-- BEGIN Given records --

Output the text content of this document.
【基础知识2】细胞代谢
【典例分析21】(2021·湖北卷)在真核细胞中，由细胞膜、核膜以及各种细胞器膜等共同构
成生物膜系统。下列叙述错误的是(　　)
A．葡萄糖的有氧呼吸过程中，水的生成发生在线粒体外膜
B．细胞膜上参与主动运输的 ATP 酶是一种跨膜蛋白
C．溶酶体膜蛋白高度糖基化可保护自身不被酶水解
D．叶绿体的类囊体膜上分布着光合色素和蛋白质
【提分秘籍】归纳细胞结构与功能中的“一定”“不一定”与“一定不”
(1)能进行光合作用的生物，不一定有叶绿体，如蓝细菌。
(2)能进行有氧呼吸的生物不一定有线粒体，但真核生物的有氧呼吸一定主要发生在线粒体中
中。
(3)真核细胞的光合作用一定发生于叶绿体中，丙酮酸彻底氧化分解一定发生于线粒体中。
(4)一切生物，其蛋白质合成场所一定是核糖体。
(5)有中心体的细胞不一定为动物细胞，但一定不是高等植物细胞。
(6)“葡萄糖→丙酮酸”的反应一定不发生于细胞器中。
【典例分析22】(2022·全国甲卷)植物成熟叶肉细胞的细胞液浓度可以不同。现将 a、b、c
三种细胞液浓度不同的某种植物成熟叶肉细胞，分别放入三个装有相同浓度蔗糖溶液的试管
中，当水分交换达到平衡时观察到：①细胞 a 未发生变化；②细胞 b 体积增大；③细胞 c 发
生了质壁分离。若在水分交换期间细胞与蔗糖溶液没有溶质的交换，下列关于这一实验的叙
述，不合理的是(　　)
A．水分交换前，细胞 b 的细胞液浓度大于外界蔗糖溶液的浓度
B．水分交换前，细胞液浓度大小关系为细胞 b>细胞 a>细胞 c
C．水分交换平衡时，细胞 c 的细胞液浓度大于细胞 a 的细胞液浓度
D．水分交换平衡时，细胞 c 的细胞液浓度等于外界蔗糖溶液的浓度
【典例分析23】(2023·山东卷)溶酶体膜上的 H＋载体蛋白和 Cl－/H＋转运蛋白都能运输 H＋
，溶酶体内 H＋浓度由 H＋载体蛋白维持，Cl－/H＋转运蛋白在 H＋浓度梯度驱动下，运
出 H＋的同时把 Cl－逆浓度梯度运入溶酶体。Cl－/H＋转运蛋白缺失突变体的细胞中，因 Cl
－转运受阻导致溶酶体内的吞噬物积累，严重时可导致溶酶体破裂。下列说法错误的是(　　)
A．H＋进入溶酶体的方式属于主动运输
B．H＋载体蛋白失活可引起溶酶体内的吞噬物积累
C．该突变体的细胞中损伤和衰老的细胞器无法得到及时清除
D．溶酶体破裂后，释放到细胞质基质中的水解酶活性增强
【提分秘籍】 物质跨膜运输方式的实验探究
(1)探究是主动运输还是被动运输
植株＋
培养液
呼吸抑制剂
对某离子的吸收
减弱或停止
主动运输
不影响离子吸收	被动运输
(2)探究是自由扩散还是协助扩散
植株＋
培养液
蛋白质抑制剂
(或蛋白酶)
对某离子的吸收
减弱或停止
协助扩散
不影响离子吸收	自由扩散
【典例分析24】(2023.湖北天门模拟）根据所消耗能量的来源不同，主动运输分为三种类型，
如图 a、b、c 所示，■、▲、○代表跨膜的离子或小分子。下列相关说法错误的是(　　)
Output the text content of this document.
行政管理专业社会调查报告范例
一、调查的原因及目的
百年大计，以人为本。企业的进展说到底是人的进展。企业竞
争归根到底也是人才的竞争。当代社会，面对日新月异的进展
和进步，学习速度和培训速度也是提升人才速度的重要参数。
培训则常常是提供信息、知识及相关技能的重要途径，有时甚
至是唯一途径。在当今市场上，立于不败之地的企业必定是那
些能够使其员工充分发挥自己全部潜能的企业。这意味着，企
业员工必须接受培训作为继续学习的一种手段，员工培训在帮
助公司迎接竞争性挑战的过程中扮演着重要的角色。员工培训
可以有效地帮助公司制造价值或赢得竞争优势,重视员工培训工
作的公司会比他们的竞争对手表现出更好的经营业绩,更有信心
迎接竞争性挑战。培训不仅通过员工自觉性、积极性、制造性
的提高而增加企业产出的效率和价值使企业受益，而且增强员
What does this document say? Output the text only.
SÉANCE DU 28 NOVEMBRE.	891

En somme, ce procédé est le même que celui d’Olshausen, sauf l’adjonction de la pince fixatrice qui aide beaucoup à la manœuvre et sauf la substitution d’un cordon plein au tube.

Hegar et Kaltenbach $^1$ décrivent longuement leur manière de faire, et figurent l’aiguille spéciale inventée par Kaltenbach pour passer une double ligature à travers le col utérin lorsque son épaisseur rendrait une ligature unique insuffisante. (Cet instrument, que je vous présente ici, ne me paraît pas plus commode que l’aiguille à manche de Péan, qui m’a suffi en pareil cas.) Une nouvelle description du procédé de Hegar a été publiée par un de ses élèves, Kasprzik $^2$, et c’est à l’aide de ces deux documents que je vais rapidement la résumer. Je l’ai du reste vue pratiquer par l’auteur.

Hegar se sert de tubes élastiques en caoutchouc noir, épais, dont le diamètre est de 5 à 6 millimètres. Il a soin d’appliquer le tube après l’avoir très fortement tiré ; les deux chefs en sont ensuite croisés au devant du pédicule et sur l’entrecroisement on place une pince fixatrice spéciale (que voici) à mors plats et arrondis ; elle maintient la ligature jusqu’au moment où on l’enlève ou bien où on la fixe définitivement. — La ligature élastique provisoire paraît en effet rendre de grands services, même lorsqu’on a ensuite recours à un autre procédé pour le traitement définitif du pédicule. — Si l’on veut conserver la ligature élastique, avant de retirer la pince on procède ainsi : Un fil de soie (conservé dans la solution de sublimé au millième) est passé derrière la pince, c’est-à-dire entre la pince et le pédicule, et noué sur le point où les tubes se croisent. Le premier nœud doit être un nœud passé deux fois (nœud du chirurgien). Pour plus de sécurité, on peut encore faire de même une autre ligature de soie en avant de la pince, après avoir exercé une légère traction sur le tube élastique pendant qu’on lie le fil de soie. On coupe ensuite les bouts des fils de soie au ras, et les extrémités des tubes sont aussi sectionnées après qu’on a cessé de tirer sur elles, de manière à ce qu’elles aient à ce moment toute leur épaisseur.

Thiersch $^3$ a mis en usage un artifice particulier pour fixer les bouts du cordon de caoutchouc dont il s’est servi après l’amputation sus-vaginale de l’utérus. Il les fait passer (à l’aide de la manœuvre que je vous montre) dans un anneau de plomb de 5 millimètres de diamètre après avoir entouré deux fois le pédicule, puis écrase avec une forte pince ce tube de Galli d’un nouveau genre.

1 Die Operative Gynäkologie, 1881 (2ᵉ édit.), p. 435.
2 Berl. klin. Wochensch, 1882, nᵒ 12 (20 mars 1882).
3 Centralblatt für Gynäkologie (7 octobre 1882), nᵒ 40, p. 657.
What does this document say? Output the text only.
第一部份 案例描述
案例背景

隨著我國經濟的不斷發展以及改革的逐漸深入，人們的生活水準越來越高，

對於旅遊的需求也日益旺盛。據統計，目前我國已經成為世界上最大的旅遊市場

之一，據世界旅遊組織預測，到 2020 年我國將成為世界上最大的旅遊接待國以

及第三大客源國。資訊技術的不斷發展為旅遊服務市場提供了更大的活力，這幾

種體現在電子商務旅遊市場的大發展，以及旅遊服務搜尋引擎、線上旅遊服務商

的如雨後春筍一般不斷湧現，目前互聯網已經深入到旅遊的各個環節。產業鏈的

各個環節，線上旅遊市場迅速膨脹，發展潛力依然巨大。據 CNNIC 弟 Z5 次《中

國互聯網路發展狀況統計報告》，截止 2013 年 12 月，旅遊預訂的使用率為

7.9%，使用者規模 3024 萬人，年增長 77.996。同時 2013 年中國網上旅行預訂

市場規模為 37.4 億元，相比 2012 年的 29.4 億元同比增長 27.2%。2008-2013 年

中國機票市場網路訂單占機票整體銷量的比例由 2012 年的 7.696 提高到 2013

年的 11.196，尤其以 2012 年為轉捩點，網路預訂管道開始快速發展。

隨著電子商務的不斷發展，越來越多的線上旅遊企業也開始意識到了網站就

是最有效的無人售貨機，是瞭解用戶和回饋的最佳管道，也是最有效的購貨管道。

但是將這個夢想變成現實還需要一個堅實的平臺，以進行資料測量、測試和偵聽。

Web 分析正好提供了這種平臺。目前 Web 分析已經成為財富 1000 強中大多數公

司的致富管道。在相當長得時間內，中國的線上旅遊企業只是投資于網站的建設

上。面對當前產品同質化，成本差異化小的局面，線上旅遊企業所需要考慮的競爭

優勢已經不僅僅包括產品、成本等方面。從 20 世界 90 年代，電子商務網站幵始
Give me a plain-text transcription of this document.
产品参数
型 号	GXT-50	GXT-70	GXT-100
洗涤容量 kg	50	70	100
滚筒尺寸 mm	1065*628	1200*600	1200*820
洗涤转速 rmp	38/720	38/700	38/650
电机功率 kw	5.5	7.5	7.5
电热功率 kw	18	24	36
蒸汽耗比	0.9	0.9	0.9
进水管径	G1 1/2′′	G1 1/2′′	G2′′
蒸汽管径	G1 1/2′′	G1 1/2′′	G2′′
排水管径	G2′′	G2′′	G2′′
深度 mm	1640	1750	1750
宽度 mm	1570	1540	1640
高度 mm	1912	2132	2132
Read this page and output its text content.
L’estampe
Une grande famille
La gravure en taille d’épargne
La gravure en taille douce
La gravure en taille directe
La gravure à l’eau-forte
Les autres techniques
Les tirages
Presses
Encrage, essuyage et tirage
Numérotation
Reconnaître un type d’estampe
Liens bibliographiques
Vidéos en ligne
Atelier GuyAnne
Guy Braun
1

-- END Given records --

What the task requires:
Each line from the one containing "Give me a plain-text" to the final line of the entries above must be returned exactly, and no other line may appear.

The completed task:
Give me a plain-text transcription of this document.
产品参数
型 号	GXT-50	GXT-70	GXT-100
洗涤容量 kg	50	70	100
滚筒尺寸 mm	1065*628	1200*600	1200*820
洗涤转速 rmp	38/720	38/700	38/650
电机功率 kw	5.5	7.5	7.5
电热功率 kw	18	24	36
蒸汽耗比	0.9	0.9	0.9
进水管径	G1 1/2′′	G1 1/2′′	G2′′
蒸汽管径	G1 1/2′′	G1 1/2′′	G2′′
排水管径	G2′′	G2′′	G2′′
深度 mm	1640	1750	1750
宽度 mm	1570	1540	1640
高度 mm	1912	2132	2132
Read this page and output its text content.
L’estampe
Une grande famille
La gravure en taille d’épargne
La gravure en taille douce
La gravure en taille directe
La gravure à l’eau-forte
Les autres techniques
Les tirages
Presses
Encrage, essuyage et tirage
Numérotation
Reconnaître un type d’estampe
Liens bibliographiques
Vidéos en ligne
Atelier GuyAnne
Guy Braun
1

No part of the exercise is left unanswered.